**Set problem:** Extract the listing in its entirety, keeping each line identical to the original.

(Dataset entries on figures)
++++++

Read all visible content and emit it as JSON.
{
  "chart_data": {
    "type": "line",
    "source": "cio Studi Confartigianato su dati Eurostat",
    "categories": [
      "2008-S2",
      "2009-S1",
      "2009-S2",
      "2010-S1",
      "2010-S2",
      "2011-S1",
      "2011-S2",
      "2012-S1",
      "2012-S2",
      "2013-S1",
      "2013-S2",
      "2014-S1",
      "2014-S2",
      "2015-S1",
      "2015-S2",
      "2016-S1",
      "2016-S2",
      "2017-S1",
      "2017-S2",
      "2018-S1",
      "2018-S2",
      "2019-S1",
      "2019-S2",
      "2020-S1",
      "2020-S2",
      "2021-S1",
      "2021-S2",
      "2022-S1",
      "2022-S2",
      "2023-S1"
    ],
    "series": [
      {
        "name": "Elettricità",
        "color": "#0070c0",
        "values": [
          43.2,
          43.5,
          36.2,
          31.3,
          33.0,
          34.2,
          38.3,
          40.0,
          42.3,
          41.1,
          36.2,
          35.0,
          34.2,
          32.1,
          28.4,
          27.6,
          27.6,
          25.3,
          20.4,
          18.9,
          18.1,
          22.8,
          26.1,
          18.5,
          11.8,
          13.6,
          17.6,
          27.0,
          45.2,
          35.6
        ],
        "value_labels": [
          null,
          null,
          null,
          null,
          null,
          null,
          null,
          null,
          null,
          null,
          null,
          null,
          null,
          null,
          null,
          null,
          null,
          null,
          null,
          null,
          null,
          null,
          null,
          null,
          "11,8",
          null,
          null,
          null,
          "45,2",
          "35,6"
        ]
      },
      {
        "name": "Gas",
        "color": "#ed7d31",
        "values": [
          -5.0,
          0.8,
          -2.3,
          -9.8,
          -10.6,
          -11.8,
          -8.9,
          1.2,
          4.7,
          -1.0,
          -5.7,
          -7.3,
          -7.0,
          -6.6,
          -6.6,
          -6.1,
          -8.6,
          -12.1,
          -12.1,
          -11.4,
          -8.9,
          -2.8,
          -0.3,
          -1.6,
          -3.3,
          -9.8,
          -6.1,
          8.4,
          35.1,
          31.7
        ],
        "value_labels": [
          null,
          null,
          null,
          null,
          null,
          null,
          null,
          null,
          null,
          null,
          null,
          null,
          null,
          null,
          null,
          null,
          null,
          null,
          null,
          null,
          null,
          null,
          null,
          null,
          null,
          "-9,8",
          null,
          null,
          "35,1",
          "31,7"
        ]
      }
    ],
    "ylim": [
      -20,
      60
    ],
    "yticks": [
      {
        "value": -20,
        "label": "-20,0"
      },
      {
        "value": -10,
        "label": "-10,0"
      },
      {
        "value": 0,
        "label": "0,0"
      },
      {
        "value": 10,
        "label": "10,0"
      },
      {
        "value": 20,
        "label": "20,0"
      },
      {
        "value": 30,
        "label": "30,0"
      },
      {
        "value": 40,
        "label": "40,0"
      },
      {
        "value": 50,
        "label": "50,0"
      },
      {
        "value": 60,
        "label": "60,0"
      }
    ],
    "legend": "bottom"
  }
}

++++++

**Task solution:**
Read all visible content and emit it as JSON.
{
  "chart_data": {
    "type": "line",
    "source": "cio Studi Confartigianato su dati Eurostat",
    "categories": [
      "2008-S2",
      "2009-S1",
      "2009-S2",
      "2010-S1",
      "2010-S2",
      "2011-S1",
      "2011-S2",
      "2012-S1",
      "2012-S2",
      "2013-S1",
      "2013-S2",
      "2014-S1",
      "2014-S2",
      "2015-S1",
      "2015-S2",
      "2016-S1",
      "2016-S2",
      "2017-S1",
      "2017-S2",
      "2018-S1",
      "2018-S2",
      "2019-S1",
      "2019-S2",
      "2020-S1",
      "2020-S2",
      "2021-S1",
      "2021-S2",
      "2022-S1",
      "2022-S2",
      "2023-S1"
    ],
    "series": [
      {
        "name": "Elettricità",
        "color": "#0070c0",
        "values": [
          43.2,
          43.5,
          36.2,
          31.3,
          33.0,
          34.2,
          38.3,
          40.0,
          42.3,
          41.1,
          36.2,
          35.0,
          34.2,
          32.1,
          28.4,
          27.6,
          27.6,
          25.3,
          20.4,
          18.9,
          18.1,
          22.8,
          26.1,
          18.5,
          11.8,
          13.6,
          17.6,
          27.0,
          45.2,
          35.6
        ],
        "value_labels": [
          null,
          null,
          null,
          null,
          null,
          null,
          null,
          null,
          null,
          null,
          null,
          null,
          null,
          null,
          null,
          null,
          null,
          null,
          null,
          null,
          null,
          null,
          null,
          null,
          "11,8",
          null,
          null,
          null,
          "45,2",
          "35,6"
        ]
      },
      {
        "name": "Gas",
        "color": "#ed7d31",
        "values": [
          -5.0,
          0.8,
          -2.3,
          -9.8,
          -10.6,
          -11.8,
          -8.9,
          1.2,
          4.7,
          -1.0,
          -5.7,
          -7.3,
          -7.0,
          -6.6,
          -6.6,
          -6.1,
          -8.6,
          -12.1,
          -12.1,
          -11.4,
          -8.9,
          -2.8,
          -0.3,
          -1.6,
          -3.3,
          -9.8,
          -6.1,
          8.4,
          35.1,
          31.7
        ],
        "value_labels": [
          null,
          null,
          null,
          null,
          null,
          null,
          null,
          null,
          null,
          null,
          null,
          null,
          null,
          null,
          null,
          null,
          null,
          null,
          null,
          null,
          null,
          null,
          null,
          null,
          null,
          "-9,8",
          null,
          null,
          "35,1",
          "31,7"
        ]
      }
    ],
    "ylim": [
      -20,
      60
    ],
    "yticks": [
      {
        "value": -20,
        "label": "-20,0"
      },
      {
        "value": -10,
        "label": "-10,0"
      },
      {
        "value": 0,
        "label": "0,0"
      },
      {
        "value": 10,
        "label": "10,0"
      },
      {
        "value": 20,
        "label": "20,0"
      },
      {
        "value": 30,
        "label": "30,0"
      },
      {
        "value": 40,
        "label": "40,0"
      },
      {
        "value": 50,
        "label": "50,0"
      },
      {
        "value": 60,
        "label": "60,0"
      }
    ],
    "legend": "bottom"
  }
}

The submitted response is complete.